» EXERCISE DIRECTIONS: Could you transcribe the material below exactly, without leaving out a single line?

» RAW DATA:

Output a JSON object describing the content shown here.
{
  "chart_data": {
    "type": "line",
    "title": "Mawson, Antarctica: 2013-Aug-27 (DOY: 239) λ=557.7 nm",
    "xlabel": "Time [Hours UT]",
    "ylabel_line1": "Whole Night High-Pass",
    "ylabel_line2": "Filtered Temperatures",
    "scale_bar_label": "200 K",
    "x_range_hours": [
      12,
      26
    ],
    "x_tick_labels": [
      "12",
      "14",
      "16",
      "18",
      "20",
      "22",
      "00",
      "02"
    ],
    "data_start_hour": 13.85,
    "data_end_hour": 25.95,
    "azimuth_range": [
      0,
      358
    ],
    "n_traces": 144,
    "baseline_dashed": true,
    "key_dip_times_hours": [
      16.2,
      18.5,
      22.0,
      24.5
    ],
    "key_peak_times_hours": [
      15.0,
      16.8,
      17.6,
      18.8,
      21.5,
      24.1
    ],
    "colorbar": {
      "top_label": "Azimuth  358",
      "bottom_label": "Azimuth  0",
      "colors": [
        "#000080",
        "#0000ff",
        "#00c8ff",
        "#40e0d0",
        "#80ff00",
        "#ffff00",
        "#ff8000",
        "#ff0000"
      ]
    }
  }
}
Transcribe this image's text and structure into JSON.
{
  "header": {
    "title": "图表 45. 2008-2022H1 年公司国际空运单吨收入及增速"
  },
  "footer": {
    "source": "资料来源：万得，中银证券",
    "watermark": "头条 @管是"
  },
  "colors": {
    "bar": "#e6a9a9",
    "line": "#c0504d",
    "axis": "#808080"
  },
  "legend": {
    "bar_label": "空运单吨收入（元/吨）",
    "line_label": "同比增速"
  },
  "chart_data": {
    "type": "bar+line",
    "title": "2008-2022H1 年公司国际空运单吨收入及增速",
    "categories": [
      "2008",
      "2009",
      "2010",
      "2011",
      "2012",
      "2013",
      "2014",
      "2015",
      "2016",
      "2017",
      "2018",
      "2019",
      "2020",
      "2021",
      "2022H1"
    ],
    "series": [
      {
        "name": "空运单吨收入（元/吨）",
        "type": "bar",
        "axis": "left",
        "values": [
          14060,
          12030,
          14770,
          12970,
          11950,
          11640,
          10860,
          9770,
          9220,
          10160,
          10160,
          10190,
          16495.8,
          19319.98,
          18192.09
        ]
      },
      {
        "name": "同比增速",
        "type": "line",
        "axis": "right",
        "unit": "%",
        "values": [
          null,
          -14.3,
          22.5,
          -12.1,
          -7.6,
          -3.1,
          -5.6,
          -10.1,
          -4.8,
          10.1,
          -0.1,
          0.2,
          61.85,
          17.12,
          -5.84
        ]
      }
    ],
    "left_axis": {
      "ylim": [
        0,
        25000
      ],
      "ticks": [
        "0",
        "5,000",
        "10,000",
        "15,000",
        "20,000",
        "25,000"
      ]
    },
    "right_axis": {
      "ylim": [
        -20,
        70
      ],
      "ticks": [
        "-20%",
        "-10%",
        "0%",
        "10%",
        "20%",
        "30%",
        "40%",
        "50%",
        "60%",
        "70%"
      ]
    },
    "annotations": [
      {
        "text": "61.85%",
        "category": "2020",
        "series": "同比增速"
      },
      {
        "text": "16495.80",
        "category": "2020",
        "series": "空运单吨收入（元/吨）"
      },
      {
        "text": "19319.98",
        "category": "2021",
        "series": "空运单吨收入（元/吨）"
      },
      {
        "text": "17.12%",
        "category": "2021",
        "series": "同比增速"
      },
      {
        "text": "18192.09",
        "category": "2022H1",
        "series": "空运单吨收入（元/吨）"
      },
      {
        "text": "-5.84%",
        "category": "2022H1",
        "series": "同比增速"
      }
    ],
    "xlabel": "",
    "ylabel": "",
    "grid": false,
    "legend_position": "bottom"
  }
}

» RESULT FOR THIS EXERCISE:
Output a JSON object describing the content shown here.
{
  "chart_data": {
    "type": "line",
    "title": "Mawson, Antarctica: 2013-Aug-27 (DOY: 239) λ=557.7 nm",
    "xlabel": "Time [Hours UT]",
    "ylabel_line1": "Whole Night High-Pass",
    "ylabel_line2": "Filtered Temperatures",
    "scale_bar_label": "200 K",
    "x_range_hours": [
      12,
      26
    ],
    "x_tick_labels": [
      "12",
      "14",
      "16",
      "18",
      "20",
      "22",
      "00",
      "02"
    ],
    "data_start_hour": 13.85,
    "data_end_hour": 25.95,
    "azimuth_range": [
      0,
      358
    ],
    "n_traces": 144,
    "baseline_dashed": true,
    "key_dip_times_hours": [
      16.2,
      18.5,
      22.0,
      24.5
    ],
    "key_peak_times_hours": [
      15.0,
      16.8,
      17.6,
      18.8,
      21.5,
      24.1
    ],
    "colorbar": {
      "top_label": "Azimuth  358",
      "bottom_label": "Azimuth  0",
      "colors": [
        "#000080",
        "#0000ff",
        "#00c8ff",
        "#40e0d0",
        "#80ff00",
        "#ffff00",
        "#ff8000",
        "#ff0000"
      ]
    }
  }
}
Transcribe this image's text and structure into JSON.
{
  "header": {
    "title": "图表 45. 2008-2022H1 年公司国际空运单吨收入及增速"
  },
  "footer": {
    "source": "资料来源：万得，中银证券",
    "watermark": "头条 @管是"
  },
  "colors": {
    "bar": "#e6a9a9",
    "line": "#c0504d",
    "axis": "#808080"
  },
  "legend": {
    "bar_label": "空运单吨收入（元/吨）",
    "line_label": "同比增速"
  },
  "chart_data": {
    "type": "bar+line",
    "title": "2008-2022H1 年公司国际空运单吨收入及增速",
    "categories": [
      "2008",
      "2009",
      "2010",
      "2011",
      "2012",
      "2013",
      "2014",
      "2015",
      "2016",
      "2017",
      "2018",
      "2019",
      "2020",
      "2021",
      "2022H1"
    ],
    "series": [
      {
        "name": "空运单吨收入（元/吨）",
        "type": "bar",
        "axis": "left",
        "values": [
          14060,
          12030,
          14770,
          12970,
          11950,
          11640,
          10860,
          9770,
          9220,
          10160,
          10160,
          10190,
          16495.8,
          19319.98,
          18192.09
        ]
      },
      {
        "name": "同比增速",
        "type": "line",
        "axis": "right",
        "unit": "%",
        "values": [
          null,
          -14.3,
          22.5,
          -12.1,
          -7.6,
          -3.1,
          -5.6,
          -10.1,
          -4.8,
          10.1,
          -0.1,
          0.2,
          61.85,
          17.12,
          -5.84
        ]
      }
    ],
    "left_axis": {
      "ylim": [
        0,
        25000
      ],
      "ticks": [
        "0",
        "5,000",
        "10,000",
        "15,000",
        "20,000",
        "25,000"
      ]
    },
    "right_axis": {
      "ylim": [
        -20,
        70
      ],
      "ticks": [
        "-20%",
        "-10%",
        "0%",
        "10%",
        "20%",
        "30%",
        "40%",
        "50%",
        "60%",
        "70%"
      ]
    },
    "annotations": [
      {
        "text": "61.85%",
        "category": "2020",
        "series": "同比增速"
      },
      {
        "text": "16495.80",
        "category": "2020",
        "series": "空运单吨收入（元/吨）"
      },
      {
        "text": "19319.98",
        "category": "2021",
        "series": "空运单吨收入（元/吨）"
      },
      {
        "text": "17.12%",
        "category": "2021",
        "series": "同比增速"
      },
      {
        "text": "18192.09",
        "category": "2022H1",
        "series": "空运单吨收入（元/吨）"
      },
      {
        "text": "-5.84%",
        "category": "2022H1",
        "series": "同比增速"
      }
    ],
    "xlabel": "",
    "ylabel": "",
    "grid": false,
    "legend_position": "bottom"
  }
}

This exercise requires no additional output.